Material for this exercise:
[Begin]

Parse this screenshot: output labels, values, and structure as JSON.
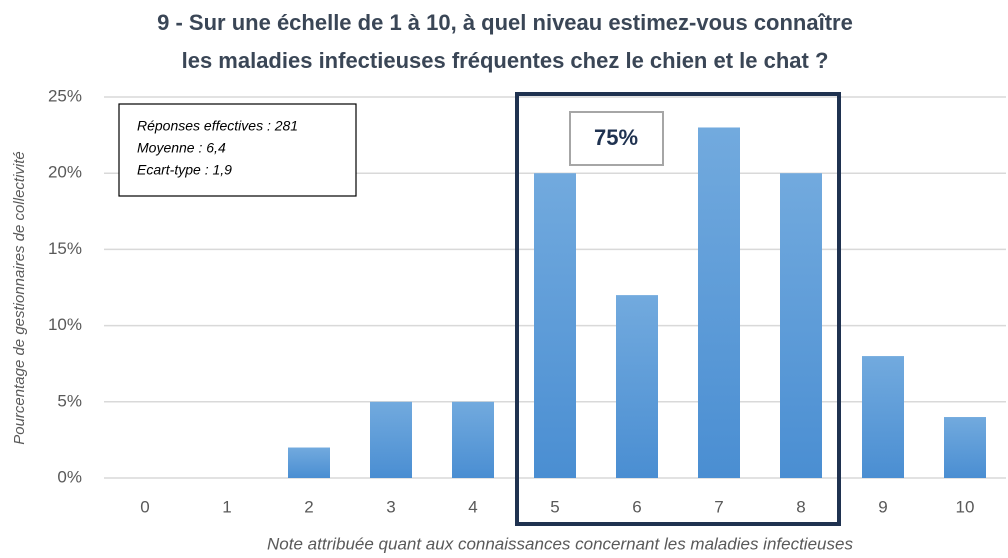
{
  "chart_data": {
    "type": "bar",
    "title": [
      "9 - Sur une échelle de 1 à 10, à quel niveau estimez-vous connaître",
      "les maladies infectieuses fréquentes chez le chien et le chat ?"
    ],
    "x_label": "Note attribuée quant aux connaissances concernant les maladies infectieuses",
    "y_label": "Pourcentage de gestionnaires de collectivité",
    "categories": [
      "0",
      "1",
      "2",
      "3",
      "4",
      "5",
      "6",
      "7",
      "8",
      "9",
      "10"
    ],
    "values": [
      0,
      0,
      2,
      5,
      5,
      20,
      12,
      23,
      20,
      8,
      4
    ],
    "color": "#5b9bd5",
    "ylim": [
      0,
      25
    ],
    "yticks": [
      {
        "value": 0,
        "label": "0%"
      },
      {
        "value": 5,
        "label": "5%"
      },
      {
        "value": 10,
        "label": "10%"
      },
      {
        "value": 15,
        "label": "15%"
      },
      {
        "value": 20,
        "label": "20%"
      },
      {
        "value": 25,
        "label": "25%"
      }
    ],
    "grid": true,
    "info_box": [
      "Réponses effectives : 281",
      "Moyenne : 6,4",
      "Ecart-type : 1,9"
    ],
    "highlight_label": "75%"
  }
}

[End]

For the entries shown above, give the number of lines that include the word "infectieuses", without any other text.

2